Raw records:

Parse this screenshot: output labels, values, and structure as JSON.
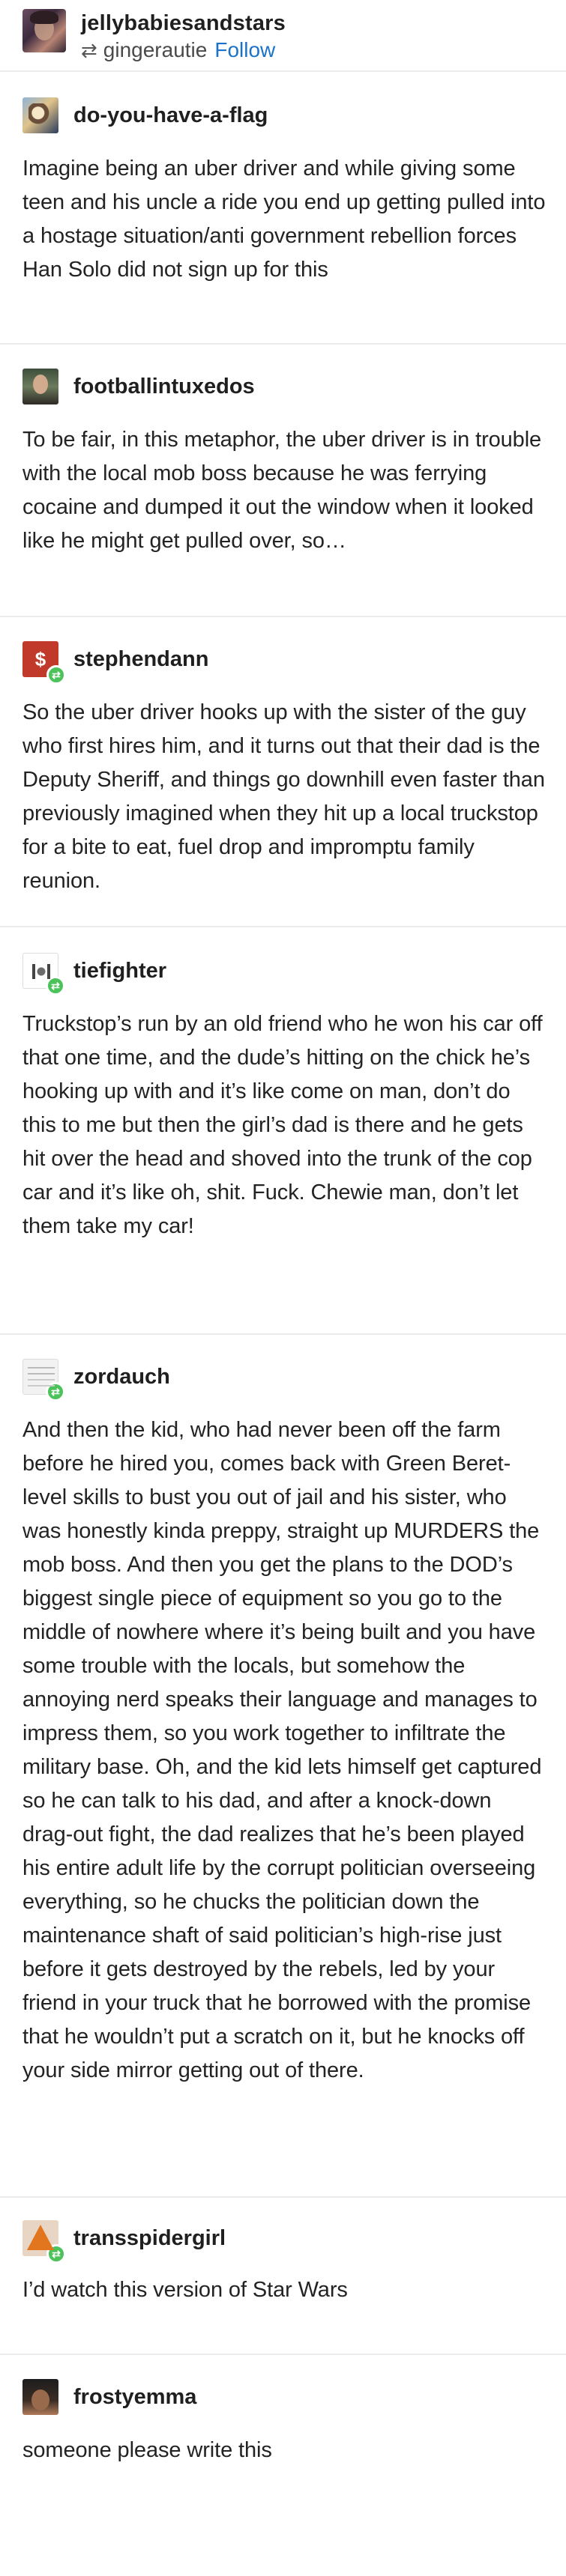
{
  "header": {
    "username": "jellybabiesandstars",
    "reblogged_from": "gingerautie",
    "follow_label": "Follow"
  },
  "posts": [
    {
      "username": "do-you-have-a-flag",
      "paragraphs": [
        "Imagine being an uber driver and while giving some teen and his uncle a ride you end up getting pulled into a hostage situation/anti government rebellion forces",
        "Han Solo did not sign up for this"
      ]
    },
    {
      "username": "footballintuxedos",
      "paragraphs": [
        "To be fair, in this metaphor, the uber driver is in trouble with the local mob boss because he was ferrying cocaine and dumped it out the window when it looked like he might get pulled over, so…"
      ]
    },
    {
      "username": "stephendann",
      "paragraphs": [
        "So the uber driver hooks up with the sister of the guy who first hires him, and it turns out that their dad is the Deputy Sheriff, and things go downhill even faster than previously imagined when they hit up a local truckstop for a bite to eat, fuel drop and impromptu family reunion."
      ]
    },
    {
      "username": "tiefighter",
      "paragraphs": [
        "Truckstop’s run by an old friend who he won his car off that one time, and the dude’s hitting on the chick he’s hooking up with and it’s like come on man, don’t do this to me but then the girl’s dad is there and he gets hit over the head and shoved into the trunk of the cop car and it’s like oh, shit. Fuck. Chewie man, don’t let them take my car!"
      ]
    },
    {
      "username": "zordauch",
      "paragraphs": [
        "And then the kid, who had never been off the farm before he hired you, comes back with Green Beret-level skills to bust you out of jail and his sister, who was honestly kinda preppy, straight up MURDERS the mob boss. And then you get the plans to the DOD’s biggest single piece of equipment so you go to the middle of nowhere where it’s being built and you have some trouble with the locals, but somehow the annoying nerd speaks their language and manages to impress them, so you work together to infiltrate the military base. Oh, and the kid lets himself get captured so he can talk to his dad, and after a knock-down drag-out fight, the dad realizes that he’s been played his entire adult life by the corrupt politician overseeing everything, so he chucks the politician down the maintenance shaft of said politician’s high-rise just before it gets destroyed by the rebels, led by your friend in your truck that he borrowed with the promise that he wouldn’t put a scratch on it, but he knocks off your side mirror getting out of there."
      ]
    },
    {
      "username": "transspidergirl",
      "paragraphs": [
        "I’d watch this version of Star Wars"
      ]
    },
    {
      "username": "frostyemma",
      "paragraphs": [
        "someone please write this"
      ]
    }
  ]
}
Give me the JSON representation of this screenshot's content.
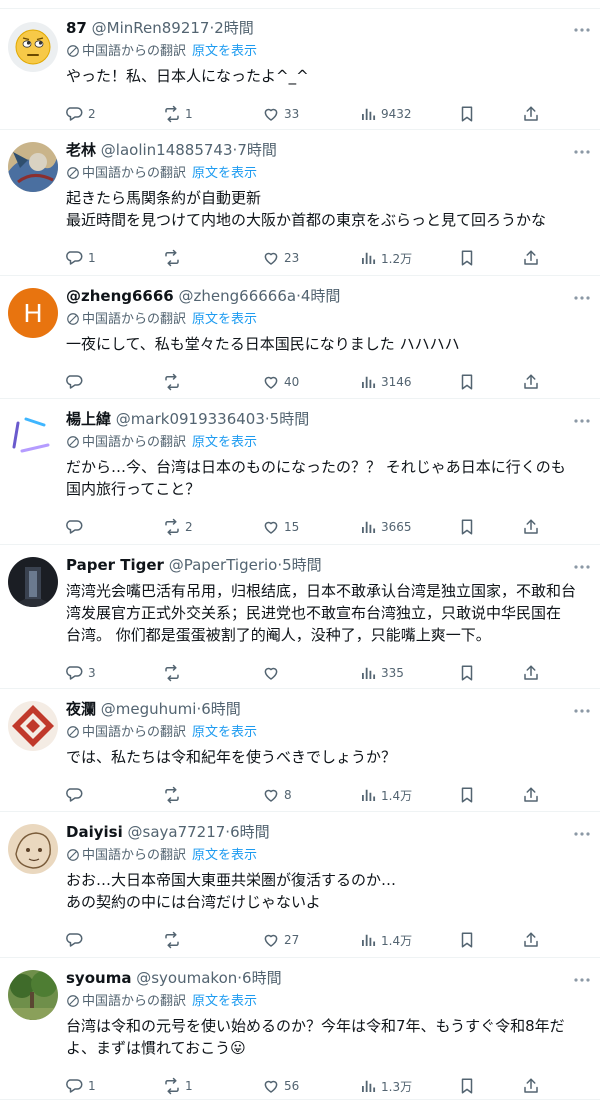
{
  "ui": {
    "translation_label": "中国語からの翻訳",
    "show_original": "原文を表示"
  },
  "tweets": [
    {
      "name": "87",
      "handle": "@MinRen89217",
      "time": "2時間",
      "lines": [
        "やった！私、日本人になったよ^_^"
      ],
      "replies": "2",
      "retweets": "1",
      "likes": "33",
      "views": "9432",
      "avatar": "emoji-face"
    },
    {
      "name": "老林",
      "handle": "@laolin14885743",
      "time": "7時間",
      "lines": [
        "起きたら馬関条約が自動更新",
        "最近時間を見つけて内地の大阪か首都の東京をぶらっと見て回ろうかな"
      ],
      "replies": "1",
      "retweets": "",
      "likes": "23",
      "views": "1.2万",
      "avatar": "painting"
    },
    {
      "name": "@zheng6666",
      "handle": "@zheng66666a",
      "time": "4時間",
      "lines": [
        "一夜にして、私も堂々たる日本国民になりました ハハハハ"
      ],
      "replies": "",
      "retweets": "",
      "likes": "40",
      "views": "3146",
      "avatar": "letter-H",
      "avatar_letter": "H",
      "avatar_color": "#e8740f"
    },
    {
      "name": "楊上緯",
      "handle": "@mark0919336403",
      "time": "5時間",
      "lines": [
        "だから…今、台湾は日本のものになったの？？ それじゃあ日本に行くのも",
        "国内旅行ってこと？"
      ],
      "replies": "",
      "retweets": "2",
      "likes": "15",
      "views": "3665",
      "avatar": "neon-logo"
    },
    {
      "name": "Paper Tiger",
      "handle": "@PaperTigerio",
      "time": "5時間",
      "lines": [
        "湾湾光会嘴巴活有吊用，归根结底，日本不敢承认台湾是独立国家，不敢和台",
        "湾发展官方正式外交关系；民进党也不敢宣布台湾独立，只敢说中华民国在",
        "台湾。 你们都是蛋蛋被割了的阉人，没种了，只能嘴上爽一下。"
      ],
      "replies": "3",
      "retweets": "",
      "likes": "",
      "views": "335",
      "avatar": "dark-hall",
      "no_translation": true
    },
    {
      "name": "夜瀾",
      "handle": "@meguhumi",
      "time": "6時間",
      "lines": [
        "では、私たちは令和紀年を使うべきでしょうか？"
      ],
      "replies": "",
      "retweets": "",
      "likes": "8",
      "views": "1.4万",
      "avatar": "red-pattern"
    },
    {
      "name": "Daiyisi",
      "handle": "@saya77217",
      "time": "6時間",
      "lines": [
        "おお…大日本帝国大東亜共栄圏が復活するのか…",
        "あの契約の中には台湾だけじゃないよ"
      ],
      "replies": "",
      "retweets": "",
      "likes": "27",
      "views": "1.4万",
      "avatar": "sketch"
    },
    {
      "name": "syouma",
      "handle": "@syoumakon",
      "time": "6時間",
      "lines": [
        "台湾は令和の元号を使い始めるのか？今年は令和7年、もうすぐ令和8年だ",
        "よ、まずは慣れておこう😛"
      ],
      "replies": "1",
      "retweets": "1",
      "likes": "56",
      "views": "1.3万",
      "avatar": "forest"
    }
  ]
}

## [Work to complete]
Extract each line from the entries above that contains the string "username".

## [Result of the task]
    "username": "jellybabiesandstars",
      "username": "do-you-have-a-flag",
      "username": "footballintuxedos",
      "username": "stephendann",
      "username": "tiefighter",
      "username": "zordauch",
      "username": "transspidergirl",
      "username": "frostyemma",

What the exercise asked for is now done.